Reproduce the entries verbatim, from the very first line through the line containing "button[interactable]: Manage your", including both of those lines.

━━━━━ Data provided ━━━━━

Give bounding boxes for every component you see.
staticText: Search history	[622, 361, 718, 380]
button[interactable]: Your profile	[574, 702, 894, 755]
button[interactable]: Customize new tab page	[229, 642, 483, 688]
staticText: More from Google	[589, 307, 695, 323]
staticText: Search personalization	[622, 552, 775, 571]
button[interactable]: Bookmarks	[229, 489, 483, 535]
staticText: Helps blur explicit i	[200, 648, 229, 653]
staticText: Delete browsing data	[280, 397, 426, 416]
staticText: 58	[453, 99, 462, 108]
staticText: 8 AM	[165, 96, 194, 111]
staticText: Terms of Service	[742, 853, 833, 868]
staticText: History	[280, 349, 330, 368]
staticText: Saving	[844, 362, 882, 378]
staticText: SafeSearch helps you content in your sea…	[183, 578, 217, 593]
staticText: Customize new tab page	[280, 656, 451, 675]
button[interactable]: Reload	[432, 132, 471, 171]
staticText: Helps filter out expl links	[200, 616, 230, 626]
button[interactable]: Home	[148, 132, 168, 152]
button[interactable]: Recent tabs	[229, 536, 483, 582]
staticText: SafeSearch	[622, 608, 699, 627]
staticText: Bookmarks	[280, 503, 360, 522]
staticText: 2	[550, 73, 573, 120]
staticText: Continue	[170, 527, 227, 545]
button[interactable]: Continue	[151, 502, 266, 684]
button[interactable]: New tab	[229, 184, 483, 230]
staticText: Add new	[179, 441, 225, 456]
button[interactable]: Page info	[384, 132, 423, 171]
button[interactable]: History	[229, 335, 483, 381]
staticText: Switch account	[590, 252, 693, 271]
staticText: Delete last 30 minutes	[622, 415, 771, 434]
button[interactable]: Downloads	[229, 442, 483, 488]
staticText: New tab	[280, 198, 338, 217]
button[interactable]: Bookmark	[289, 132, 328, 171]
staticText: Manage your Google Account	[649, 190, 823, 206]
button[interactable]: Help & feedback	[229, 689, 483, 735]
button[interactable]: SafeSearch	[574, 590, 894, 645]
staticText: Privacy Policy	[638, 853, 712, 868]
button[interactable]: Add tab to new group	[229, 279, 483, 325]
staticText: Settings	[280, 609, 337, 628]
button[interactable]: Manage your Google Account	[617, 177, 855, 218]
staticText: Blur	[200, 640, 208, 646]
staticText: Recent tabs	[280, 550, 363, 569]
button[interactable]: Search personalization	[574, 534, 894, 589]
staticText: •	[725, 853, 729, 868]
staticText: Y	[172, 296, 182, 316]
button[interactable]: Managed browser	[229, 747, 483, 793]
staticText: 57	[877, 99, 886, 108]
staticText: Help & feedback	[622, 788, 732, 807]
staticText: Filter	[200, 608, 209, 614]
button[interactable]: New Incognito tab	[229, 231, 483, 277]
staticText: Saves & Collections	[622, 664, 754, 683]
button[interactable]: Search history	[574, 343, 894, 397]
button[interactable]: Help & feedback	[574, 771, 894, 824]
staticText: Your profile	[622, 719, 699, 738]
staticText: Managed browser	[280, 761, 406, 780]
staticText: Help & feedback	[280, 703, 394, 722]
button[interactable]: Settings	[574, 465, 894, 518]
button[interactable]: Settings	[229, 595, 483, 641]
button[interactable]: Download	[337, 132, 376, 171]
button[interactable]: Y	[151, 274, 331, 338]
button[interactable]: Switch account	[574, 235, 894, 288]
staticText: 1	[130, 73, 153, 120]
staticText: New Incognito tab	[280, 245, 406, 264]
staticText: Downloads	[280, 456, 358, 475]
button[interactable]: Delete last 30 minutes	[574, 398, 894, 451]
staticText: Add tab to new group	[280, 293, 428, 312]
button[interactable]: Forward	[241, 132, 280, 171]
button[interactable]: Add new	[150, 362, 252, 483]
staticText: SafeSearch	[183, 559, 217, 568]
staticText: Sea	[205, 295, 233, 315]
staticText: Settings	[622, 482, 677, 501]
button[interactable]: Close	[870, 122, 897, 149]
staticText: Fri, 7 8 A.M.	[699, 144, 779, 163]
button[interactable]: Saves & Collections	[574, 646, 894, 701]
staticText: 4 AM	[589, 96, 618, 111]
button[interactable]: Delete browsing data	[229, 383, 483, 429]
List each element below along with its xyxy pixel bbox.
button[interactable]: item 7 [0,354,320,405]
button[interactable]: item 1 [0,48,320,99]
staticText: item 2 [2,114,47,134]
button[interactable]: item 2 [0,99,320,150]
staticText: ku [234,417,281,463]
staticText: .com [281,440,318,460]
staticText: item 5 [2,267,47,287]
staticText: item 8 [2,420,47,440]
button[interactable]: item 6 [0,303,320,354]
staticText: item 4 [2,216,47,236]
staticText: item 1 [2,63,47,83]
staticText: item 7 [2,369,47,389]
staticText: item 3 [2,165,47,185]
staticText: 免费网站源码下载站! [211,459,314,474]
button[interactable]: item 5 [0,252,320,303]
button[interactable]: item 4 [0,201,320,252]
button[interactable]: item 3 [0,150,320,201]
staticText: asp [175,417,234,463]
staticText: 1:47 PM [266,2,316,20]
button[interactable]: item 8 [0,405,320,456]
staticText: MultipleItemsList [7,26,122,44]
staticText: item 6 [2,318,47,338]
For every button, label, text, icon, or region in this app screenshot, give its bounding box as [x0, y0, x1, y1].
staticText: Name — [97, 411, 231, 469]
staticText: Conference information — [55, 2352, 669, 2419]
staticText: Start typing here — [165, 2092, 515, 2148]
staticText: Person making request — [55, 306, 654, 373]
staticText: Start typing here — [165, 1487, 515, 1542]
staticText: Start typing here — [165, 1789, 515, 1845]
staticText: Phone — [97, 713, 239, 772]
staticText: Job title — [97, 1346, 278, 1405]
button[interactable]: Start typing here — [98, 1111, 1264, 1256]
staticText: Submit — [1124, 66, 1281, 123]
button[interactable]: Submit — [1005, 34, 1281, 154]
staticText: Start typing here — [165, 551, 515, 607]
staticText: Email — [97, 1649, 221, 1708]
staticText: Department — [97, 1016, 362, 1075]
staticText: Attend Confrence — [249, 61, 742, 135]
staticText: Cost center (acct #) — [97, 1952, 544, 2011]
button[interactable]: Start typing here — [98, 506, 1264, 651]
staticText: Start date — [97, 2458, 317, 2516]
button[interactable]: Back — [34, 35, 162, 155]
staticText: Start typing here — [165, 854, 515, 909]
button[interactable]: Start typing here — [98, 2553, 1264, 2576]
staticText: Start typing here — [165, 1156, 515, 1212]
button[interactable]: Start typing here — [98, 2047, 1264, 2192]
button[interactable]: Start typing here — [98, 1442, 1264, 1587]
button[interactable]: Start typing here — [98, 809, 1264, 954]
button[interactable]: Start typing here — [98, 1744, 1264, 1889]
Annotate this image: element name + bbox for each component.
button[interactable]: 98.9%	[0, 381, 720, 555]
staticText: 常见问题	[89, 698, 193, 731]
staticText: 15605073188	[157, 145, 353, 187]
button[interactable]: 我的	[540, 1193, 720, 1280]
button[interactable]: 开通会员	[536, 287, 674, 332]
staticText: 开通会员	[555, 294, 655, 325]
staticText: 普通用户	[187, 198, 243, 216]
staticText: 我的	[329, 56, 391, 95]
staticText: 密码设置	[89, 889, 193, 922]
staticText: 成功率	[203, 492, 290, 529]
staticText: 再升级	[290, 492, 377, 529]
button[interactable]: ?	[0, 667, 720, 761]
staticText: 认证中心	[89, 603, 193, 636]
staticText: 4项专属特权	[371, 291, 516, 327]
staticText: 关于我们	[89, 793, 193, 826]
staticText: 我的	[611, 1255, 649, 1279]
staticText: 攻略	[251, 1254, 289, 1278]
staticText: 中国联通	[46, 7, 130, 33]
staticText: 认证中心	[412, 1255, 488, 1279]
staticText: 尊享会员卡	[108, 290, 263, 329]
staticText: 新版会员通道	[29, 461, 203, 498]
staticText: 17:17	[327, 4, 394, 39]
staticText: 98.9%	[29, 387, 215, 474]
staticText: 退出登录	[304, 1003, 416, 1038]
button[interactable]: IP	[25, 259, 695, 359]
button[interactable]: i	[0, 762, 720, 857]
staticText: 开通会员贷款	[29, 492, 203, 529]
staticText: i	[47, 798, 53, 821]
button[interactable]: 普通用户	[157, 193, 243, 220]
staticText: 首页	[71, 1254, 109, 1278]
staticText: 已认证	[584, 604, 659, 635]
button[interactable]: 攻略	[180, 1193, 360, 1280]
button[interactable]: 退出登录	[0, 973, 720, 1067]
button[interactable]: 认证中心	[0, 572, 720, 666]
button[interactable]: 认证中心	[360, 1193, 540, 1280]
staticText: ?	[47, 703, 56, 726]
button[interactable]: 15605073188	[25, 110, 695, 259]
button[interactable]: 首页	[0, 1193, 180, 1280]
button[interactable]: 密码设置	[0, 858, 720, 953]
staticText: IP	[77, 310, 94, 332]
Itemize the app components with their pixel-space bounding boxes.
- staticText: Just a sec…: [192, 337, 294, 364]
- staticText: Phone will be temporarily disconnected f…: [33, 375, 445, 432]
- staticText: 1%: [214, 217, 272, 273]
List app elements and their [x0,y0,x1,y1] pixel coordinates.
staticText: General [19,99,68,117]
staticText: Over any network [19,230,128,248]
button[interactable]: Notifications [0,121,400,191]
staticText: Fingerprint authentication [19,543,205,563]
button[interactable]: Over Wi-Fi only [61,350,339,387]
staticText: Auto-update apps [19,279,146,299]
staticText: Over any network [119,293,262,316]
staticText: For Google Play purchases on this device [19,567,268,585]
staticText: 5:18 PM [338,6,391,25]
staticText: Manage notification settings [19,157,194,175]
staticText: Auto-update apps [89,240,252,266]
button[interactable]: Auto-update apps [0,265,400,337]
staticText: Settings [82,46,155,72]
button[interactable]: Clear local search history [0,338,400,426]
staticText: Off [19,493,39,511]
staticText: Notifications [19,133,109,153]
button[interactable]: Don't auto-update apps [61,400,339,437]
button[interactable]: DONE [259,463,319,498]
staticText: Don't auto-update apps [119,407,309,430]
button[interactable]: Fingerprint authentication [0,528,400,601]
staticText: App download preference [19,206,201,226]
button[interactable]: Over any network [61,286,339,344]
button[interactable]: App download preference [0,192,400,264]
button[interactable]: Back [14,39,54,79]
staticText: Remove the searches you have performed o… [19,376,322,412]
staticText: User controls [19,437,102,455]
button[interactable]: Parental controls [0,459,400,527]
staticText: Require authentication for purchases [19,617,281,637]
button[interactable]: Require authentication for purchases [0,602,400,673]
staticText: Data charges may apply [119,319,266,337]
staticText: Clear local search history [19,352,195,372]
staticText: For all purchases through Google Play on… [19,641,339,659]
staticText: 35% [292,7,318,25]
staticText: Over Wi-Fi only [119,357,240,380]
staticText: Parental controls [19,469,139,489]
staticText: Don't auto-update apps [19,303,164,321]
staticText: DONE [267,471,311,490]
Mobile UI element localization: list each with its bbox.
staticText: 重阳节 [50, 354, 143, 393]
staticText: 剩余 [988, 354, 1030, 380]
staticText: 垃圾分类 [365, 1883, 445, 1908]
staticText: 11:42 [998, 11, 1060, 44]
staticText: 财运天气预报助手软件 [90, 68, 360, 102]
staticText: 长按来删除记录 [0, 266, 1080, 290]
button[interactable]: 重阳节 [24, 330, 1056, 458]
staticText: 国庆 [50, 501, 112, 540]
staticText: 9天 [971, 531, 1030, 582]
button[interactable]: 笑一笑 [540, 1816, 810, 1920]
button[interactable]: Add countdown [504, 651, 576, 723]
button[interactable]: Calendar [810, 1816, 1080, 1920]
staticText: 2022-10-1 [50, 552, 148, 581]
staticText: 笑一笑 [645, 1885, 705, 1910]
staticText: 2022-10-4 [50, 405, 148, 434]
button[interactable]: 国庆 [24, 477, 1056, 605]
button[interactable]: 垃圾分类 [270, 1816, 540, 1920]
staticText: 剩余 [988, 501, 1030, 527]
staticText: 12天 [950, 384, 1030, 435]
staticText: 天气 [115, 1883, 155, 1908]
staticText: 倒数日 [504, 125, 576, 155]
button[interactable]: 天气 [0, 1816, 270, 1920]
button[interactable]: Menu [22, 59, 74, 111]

━━━━━

**Response below:**
Give bounding boxes for every component you see.
staticText: Search history	[622, 361, 718, 380]
button[interactable]: Your profile	[574, 702, 894, 755]
button[interactable]: Customize new tab page	[229, 642, 483, 688]
staticText: More from Google	[589, 307, 695, 323]
staticText: Search personalization	[622, 552, 775, 571]
button[interactable]: Bookmarks	[229, 489, 483, 535]
staticText: Helps blur explicit i	[200, 648, 229, 653]
staticText: Delete browsing data	[280, 397, 426, 416]
staticText: 58	[453, 99, 462, 108]
staticText: 8 AM	[165, 96, 194, 111]
staticText: Terms of Service	[742, 853, 833, 868]
staticText: History	[280, 349, 330, 368]
staticText: Saving	[844, 362, 882, 378]
staticText: SafeSearch helps you content in your sea…	[183, 578, 217, 593]
staticText: Customize new tab page	[280, 656, 451, 675]
button[interactable]: Reload	[432, 132, 471, 171]
staticText: Helps filter out expl links	[200, 616, 230, 626]
button[interactable]: Home	[148, 132, 168, 152]
button[interactable]: Recent tabs	[229, 536, 483, 582]
staticText: SafeSearch	[622, 608, 699, 627]
staticText: Bookmarks	[280, 503, 360, 522]
staticText: 2	[550, 73, 573, 120]
staticText: Continue	[170, 527, 227, 545]
button[interactable]: Continue	[151, 502, 266, 684]
button[interactable]: New tab	[229, 184, 483, 230]
staticText: Add new	[179, 441, 225, 456]
button[interactable]: Page info	[384, 132, 423, 171]
button[interactable]: History	[229, 335, 483, 381]
staticText: Switch account	[590, 252, 693, 271]
staticText: Delete last 30 minutes	[622, 415, 771, 434]
button[interactable]: Downloads	[229, 442, 483, 488]
staticText: New tab	[280, 198, 338, 217]
button[interactable]: Bookmark	[289, 132, 328, 171]
staticText: Manage your Google Account	[649, 190, 823, 206]
button[interactable]: Help & feedback	[229, 689, 483, 735]
button[interactable]: SafeSearch	[574, 590, 894, 645]
staticText: Privacy Policy	[638, 853, 712, 868]
button[interactable]: Add tab to new group	[229, 279, 483, 325]
staticText: Settings	[280, 609, 337, 628]
button[interactable]: Manage your Google Account	[617, 177, 855, 218]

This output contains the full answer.